### Data for processing
-=-=-=-=-

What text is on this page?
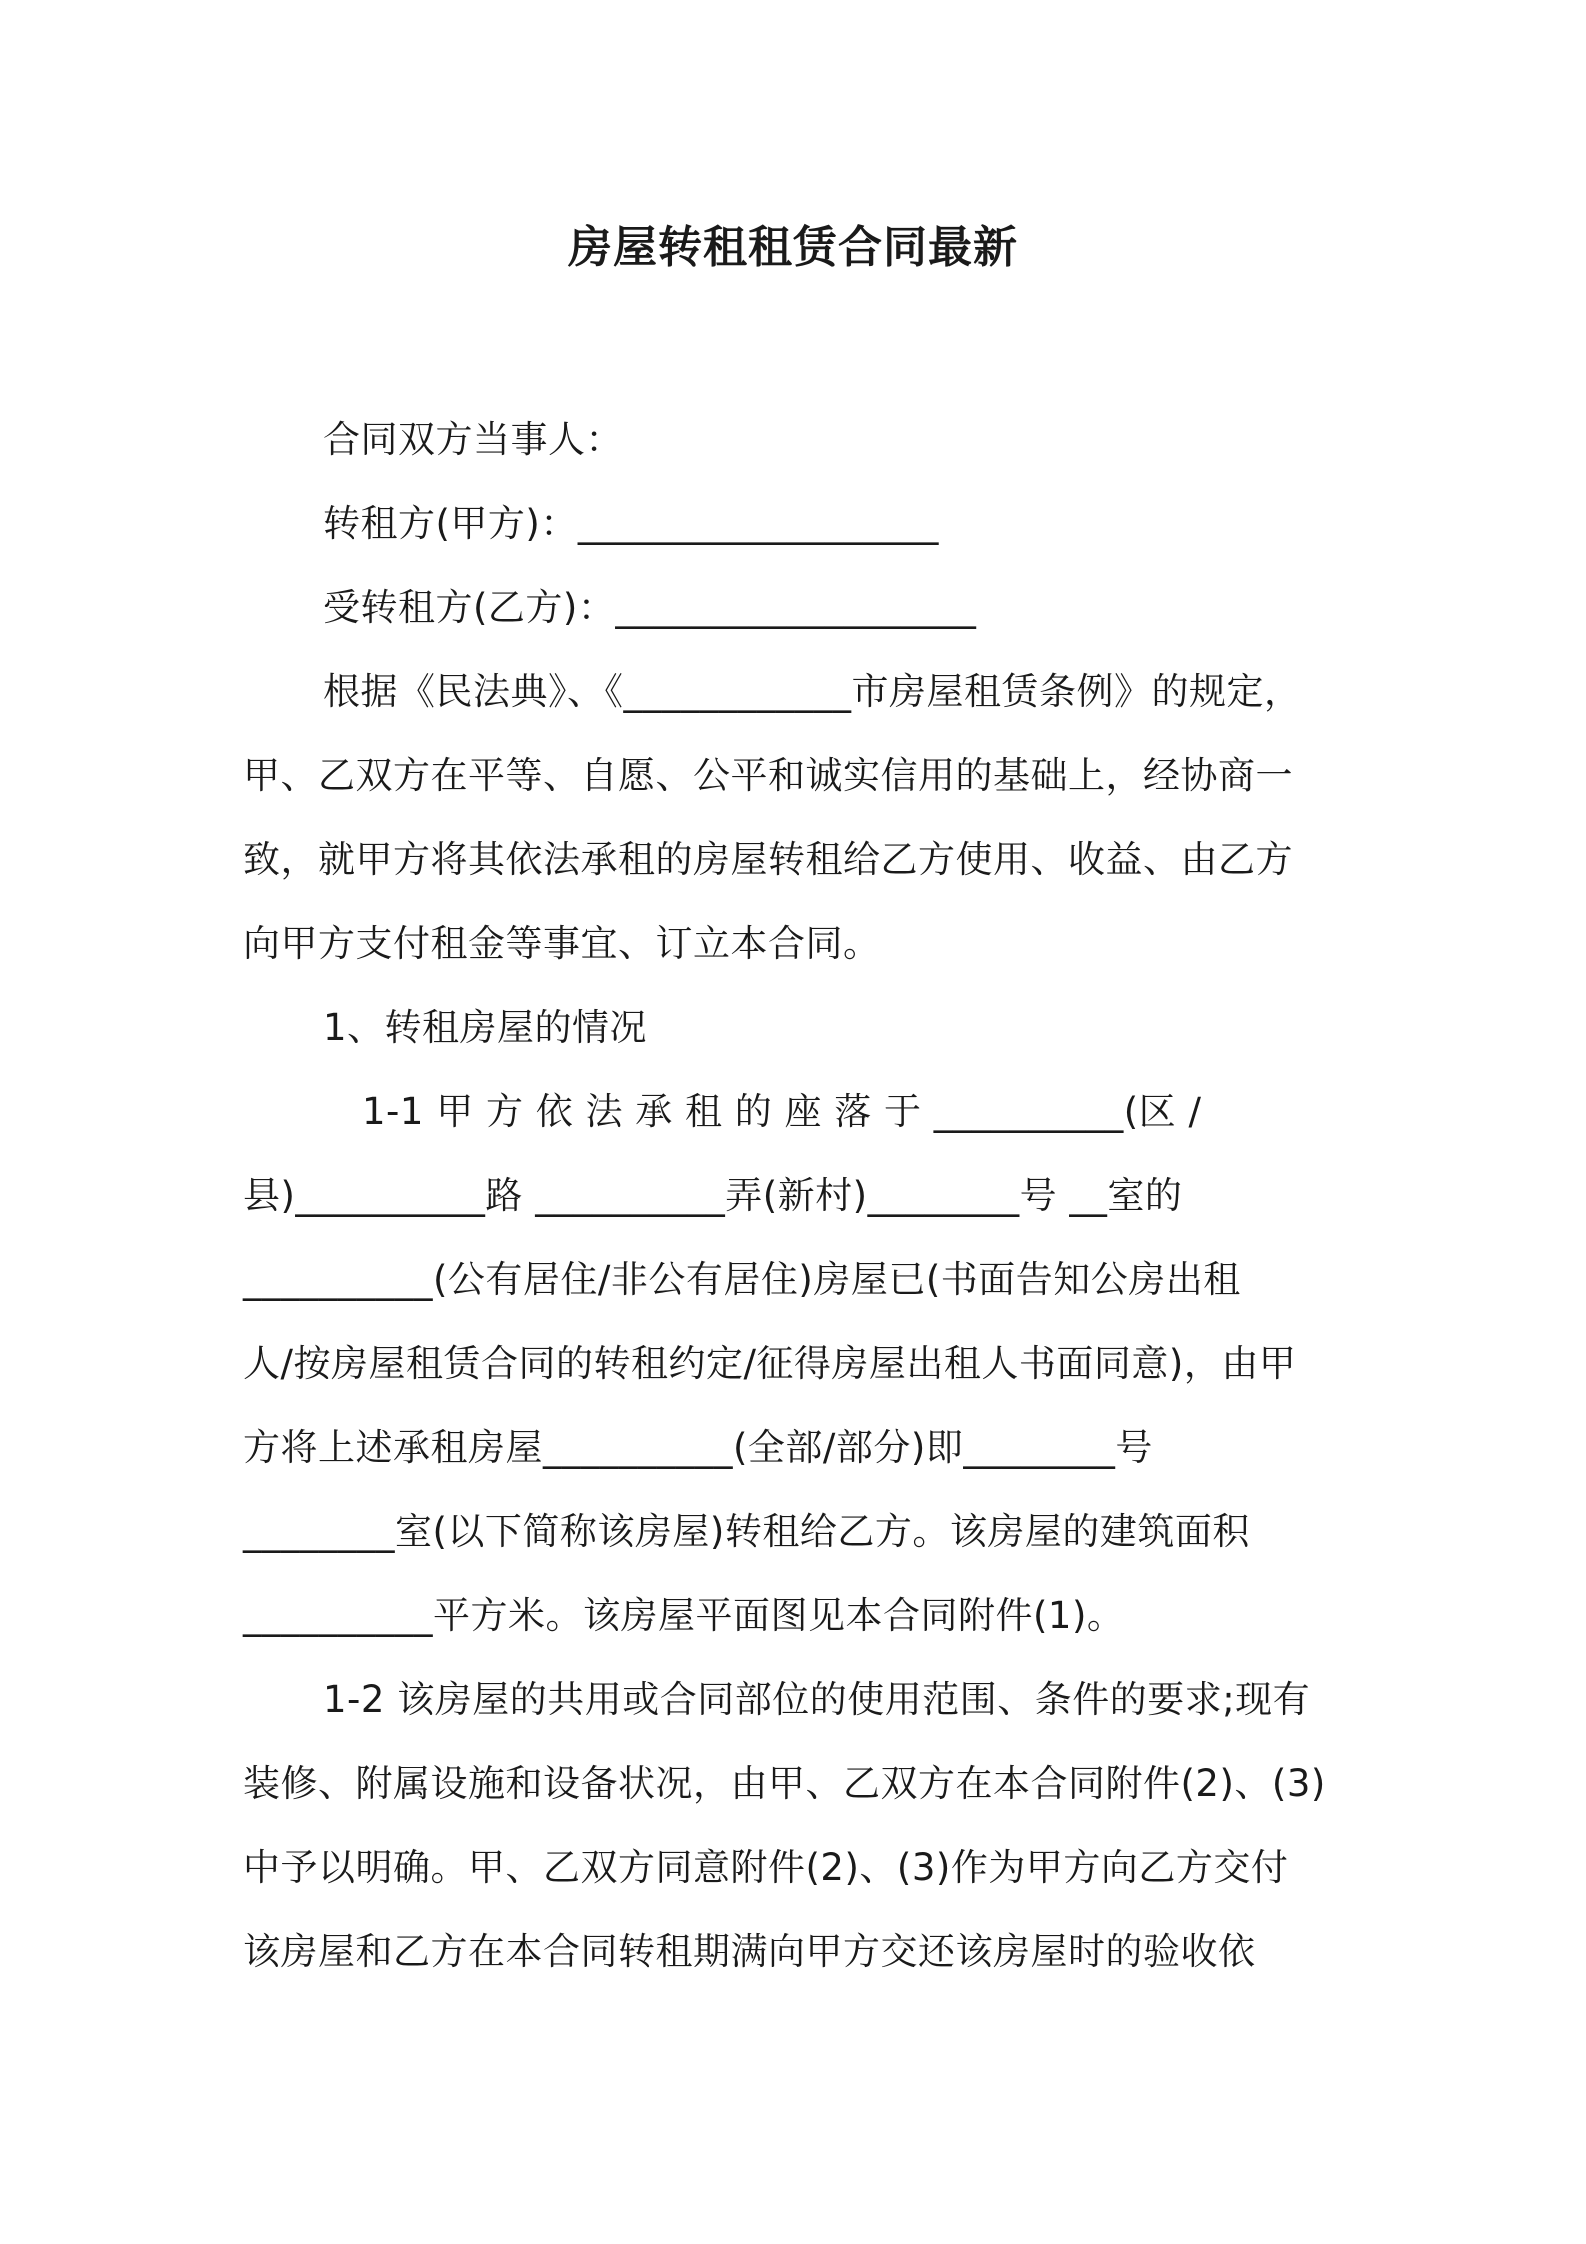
房屋转租租赁合同最新
合同双方当事人：
转租方(甲方)：___________________
受转租方(乙方)：___________________
根据《民法典》、《____________市房屋租赁条例》的规定，
甲、乙双方在平等、自愿、公平和诚实信用的基础上，经协商一
致，就甲方将其依法承租的房屋转租给乙方使用、收益、由乙方
向甲方支付租金等事宜、订立本合同。
1、转租房屋的情况
1-1 甲 方 依 法 承 租 的 座 落 于 __________(区 /
县)__________路 __________弄(新村)________号 __室的
__________(公有居住/非公有居住)房屋已(书面告知公房出租
人/按房屋租赁合同的转租约定/征得房屋出租人书面同意)，由甲
方将上述承租房屋__________(全部/部分)即________号
________室(以下简称该房屋)转租给乙方。该房屋的建筑面积
__________平方米。该房屋平面图见本合同附件(1)。
1-2 该房屋的共用或合同部位的使用范围、条件的要求;现有
装修、附属设施和设备状况，由甲、乙双方在本合同附件(2)、(3)
中予以明确。甲、乙双方同意附件(2)、(3)作为甲方向乙方交付
该房屋和乙方在本合同转租期满向甲方交还该房屋时的验收依
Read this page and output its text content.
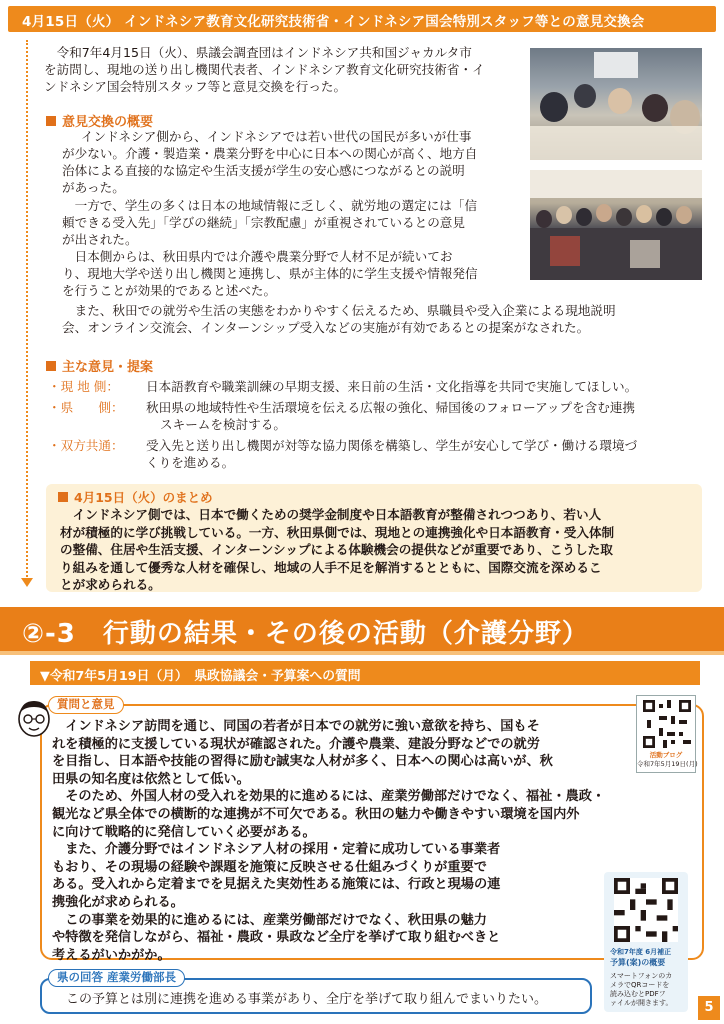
4月15日（火） インドネシア教育文化研究技術省・インドネシア国会特別スタッフ等との意見交換会
令和7年4月15日（火）、県議会調査団はインドネシア共和国ジャカルタ市
を訪問し、現地の送り出し機関代表者、インドネシア教育文化研究技術省・イ
ンドネシア国会特別スタッフ等と意見交換を行った。
意見交換の概要
インドネシア側から、インドネシアでは若い世代の国民が多いが仕事
が少ない。介護・製造業・農業分野を中心に日本への関心が高く、地方自
治体による直接的な協定や生活支援が学生の安心感につながるとの説明
があった。
一方で、学生の多くは日本の地域情報に乏しく、就労地の選定には「信
頼できる受入先」「学びの継続」「宗教配慮」が重視されているとの意見
が出された。
日本側からは、秋田県内では介護や農業分野で人材不足が続いてお
り、現地大学や送り出し機関と連携し、県が主体的に学生支援や情報発信
を行うことが効果的であると述べた。
また、秋田での就労や生活の実態をわかりやすく伝えるため、県職員や受入企業による現地説明
会、オンライン交流会、インターンシップ受入などの実施が有効であるとの提案がなされた。
主な意見・提案
・現 地 側： 日本語教育や職業訓練の早期支援、来日前の生活・文化指導を共同で実施してほしい。
・県　　側： 秋田県の地域特性や生活環境を伝える広報の強化、帰国後のフォローアップを含む連携
スキームを検討する。
・双方共通： 受入先と送り出し機関が対等な協力関係を構築し、学生が安心して学び・働ける環境づ
くりを進める。
4月15日（火）のまとめ
インドネシア側では、日本で働くための奨学金制度や日本語教育が整備されつつあり、若い人
材が積極的に学び挑戦している。一方、秋田県側では、現地との連携強化や日本語教育・受入体制
の整備、住居や生活支援、インターンシップによる体験機会の提供などが重要であり、こうした取
り組みを通して優秀な人材を確保し、地域の人手不足を解消するとともに、国際交流を深めるこ
とが求められる。
②-3　行動の結果・その後の活動（介護分野）
▼令和7年5月19日（月）　県政協議会・予算案への質問
質問と意見
インドネシア訪問を通じ、同国の若者が日本での就労に強い意欲を持ち、国もそ
れを積極的に支援している現状が確認された。介護や農業、建設分野などでの就労
を目指し、日本語や技能の習得に励む誠実な人材が多く、日本への関心は高いが、秋
田県の知名度は依然として低い。
そのため、外国人材の受入れを効果的に進めるには、産業労働部だけでなく、福祉・農政・
観光など県全体での横断的な連携が不可欠である。秋田の魅力や働きやすい環境を国内外
に向けて戦略的に発信していく必要がある。
また、介護分野ではインドネシア人材の採用・定着に成功している事業者
もおり、その現場の経験や課題を施策に反映させる仕組みづくりが重要で
ある。受入れから定着までを見据えた実効性ある施策には、行政と現場の連
携強化が求められる。
この事業を効果的に進めるには、産業労働部だけでなく、秋田県の魅力
や特徴を発信しながら、福祉・農政・県政など全庁を挙げて取り組むべきと
考えるがいかがか。
活動ブログ
令和7年5月19日(月)
令和7年度 6月補正
予算(案)の概要
スマートフォンのカ
メラでQRコードを
読み込むとPDFフ
ァイルが開きます。
県の回答 産業労働部長
この予算とは別に連携を進める事業があり、全庁を挙げて取り組んでまいりたい。
5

-=-=-=-=-

### Given instruction
Only the number is needed here: how many lines of the records contain "産業労働部だけでなく"?

### Answer below
2